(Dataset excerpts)
[BEGIN]

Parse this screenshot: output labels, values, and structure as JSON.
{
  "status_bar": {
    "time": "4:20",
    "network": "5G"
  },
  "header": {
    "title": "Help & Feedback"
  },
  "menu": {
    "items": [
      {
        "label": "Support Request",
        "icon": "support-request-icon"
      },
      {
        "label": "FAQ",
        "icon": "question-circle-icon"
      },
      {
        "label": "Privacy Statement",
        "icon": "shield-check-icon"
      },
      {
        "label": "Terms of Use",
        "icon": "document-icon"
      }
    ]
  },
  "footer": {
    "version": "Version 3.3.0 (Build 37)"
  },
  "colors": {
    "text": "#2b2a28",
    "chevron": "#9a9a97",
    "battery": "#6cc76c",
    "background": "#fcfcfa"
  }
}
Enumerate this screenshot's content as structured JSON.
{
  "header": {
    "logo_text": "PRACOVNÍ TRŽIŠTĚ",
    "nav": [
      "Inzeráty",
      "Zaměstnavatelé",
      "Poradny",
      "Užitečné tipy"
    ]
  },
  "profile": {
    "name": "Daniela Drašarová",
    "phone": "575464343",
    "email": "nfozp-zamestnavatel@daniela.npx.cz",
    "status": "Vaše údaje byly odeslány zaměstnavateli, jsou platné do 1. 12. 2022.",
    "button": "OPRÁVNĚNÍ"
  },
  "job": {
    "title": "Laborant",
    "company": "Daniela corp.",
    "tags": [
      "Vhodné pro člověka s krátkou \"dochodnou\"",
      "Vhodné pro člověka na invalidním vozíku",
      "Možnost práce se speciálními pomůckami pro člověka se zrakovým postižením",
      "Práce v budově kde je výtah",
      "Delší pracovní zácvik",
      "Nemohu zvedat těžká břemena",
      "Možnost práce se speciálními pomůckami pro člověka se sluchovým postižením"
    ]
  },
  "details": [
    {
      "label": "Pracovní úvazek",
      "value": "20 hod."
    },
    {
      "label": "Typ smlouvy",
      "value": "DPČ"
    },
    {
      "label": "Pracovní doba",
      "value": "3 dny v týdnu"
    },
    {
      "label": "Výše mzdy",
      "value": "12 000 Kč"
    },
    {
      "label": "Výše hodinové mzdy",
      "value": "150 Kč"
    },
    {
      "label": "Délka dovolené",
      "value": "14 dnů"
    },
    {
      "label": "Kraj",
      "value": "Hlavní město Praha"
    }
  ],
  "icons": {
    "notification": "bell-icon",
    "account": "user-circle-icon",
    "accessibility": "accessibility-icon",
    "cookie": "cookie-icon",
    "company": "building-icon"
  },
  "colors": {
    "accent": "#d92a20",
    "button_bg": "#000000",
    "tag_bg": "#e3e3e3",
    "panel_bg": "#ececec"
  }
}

[END]

**Task to complete**
All of the data above should be transcribed exactly.

**Answer for the task**
Parse this screenshot: output labels, values, and structure as JSON.
{
  "status_bar": {
    "time": "4:20",
    "network": "5G"
  },
  "header": {
    "title": "Help & Feedback"
  },
  "menu": {
    "items": [
      {
        "label": "Support Request",
        "icon": "support-request-icon"
      },
      {
        "label": "FAQ",
        "icon": "question-circle-icon"
      },
      {
        "label": "Privacy Statement",
        "icon": "shield-check-icon"
      },
      {
        "label": "Terms of Use",
        "icon": "document-icon"
      }
    ]
  },
  "footer": {
    "version": "Version 3.3.0 (Build 37)"
  },
  "colors": {
    "text": "#2b2a28",
    "chevron": "#9a9a97",
    "battery": "#6cc76c",
    "background": "#fcfcfa"
  }
}
Enumerate this screenshot's content as structured JSON.
{
  "header": {
    "logo_text": "PRACOVNÍ TRŽIŠTĚ",
    "nav": [
      "Inzeráty",
      "Zaměstnavatelé",
      "Poradny",
      "Užitečné tipy"
    ]
  },
  "profile": {
    "name": "Daniela Drašarová",
    "phone": "575464343",
    "email": "nfozp-zamestnavatel@daniela.npx.cz",
    "status": "Vaše údaje byly odeslány zaměstnavateli, jsou platné do 1. 12. 2022.",
    "button": "OPRÁVNĚNÍ"
  },
  "job": {
    "title": "Laborant",
    "company": "Daniela corp.",
    "tags": [
      "Vhodné pro člověka s krátkou \"dochodnou\"",
      "Vhodné pro člověka na invalidním vozíku",
      "Možnost práce se speciálními pomůckami pro člověka se zrakovým postižením",
      "Práce v budově kde je výtah",
      "Delší pracovní zácvik",
      "Nemohu zvedat těžká břemena",
      "Možnost práce se speciálními pomůckami pro člověka se sluchovým postižením"
    ]
  },
  "details": [
    {
      "label": "Pracovní úvazek",
      "value": "20 hod."
    },
    {
      "label": "Typ smlouvy",
      "value": "DPČ"
    },
    {
      "label": "Pracovní doba",
      "value": "3 dny v týdnu"
    },
    {
      "label": "Výše mzdy",
      "value": "12 000 Kč"
    },
    {
      "label": "Výše hodinové mzdy",
      "value": "150 Kč"
    },
    {
      "label": "Délka dovolené",
      "value": "14 dnů"
    },
    {
      "label": "Kraj",
      "value": "Hlavní město Praha"
    }
  ],
  "icons": {
    "notification": "bell-icon",
    "account": "user-circle-icon",
    "accessibility": "accessibility-icon",
    "cookie": "cookie-icon",
    "company": "building-icon"
  },
  "colors": {
    "accent": "#d92a20",
    "button_bg": "#000000",
    "tag_bg": "#e3e3e3",
    "panel_bg": "#ececec"
  }
}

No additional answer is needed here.